## PROBLEM TO WORK ON
Pick out each line with the word "this" from the material that follows.

[start]

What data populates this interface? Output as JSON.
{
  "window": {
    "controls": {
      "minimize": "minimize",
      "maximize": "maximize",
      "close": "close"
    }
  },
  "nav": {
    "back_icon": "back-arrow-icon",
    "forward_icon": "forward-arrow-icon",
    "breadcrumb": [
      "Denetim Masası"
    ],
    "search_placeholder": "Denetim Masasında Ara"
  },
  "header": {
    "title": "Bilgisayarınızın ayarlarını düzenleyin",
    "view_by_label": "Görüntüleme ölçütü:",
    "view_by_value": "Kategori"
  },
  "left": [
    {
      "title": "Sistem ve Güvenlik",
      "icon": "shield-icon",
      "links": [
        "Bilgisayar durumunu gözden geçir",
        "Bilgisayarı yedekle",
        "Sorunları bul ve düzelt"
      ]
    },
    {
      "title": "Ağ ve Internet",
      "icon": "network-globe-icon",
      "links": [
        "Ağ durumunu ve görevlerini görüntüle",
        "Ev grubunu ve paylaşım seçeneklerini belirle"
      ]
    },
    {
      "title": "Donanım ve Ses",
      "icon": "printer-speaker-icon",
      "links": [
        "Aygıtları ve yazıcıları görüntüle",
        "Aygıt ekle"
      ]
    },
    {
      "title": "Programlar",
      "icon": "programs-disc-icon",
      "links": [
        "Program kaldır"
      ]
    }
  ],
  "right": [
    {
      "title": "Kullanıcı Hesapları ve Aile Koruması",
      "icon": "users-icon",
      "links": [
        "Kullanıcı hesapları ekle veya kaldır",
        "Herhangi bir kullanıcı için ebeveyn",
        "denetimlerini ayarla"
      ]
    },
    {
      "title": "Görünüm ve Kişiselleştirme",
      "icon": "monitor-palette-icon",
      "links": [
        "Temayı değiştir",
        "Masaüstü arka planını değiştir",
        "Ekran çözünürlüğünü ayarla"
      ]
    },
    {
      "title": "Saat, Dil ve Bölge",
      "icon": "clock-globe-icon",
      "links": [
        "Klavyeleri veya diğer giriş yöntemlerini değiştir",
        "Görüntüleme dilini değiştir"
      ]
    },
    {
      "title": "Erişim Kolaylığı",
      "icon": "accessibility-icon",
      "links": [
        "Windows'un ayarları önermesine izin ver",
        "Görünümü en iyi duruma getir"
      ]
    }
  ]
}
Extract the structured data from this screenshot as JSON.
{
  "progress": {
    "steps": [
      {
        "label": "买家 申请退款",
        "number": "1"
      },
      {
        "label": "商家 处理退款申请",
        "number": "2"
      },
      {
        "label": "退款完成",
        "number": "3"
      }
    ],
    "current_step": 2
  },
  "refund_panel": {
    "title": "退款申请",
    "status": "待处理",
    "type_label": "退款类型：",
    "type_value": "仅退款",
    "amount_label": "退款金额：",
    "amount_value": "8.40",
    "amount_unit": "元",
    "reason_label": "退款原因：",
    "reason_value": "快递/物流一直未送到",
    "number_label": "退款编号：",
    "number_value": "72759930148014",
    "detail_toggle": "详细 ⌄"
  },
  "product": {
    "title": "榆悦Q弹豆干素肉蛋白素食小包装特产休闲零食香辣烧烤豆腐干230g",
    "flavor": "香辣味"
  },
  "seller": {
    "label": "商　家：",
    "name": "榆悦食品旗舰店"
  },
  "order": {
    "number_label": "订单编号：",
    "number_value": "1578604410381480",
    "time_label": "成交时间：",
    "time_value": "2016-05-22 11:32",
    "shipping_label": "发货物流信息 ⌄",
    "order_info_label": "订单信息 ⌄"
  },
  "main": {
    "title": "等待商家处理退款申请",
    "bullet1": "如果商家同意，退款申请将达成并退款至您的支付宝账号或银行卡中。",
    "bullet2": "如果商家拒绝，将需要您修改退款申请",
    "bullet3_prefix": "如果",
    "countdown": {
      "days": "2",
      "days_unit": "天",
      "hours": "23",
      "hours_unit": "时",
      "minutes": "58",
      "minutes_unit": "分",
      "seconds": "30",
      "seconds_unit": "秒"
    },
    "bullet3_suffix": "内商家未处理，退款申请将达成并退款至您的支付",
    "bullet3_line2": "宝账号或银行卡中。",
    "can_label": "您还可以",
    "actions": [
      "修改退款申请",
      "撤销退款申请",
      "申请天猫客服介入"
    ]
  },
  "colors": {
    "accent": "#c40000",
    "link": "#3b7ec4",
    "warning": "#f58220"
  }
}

[end]

## TASK OUTPUT
What data populates this interface? Output as JSON.
Extract the structured data from this screenshot as JSON.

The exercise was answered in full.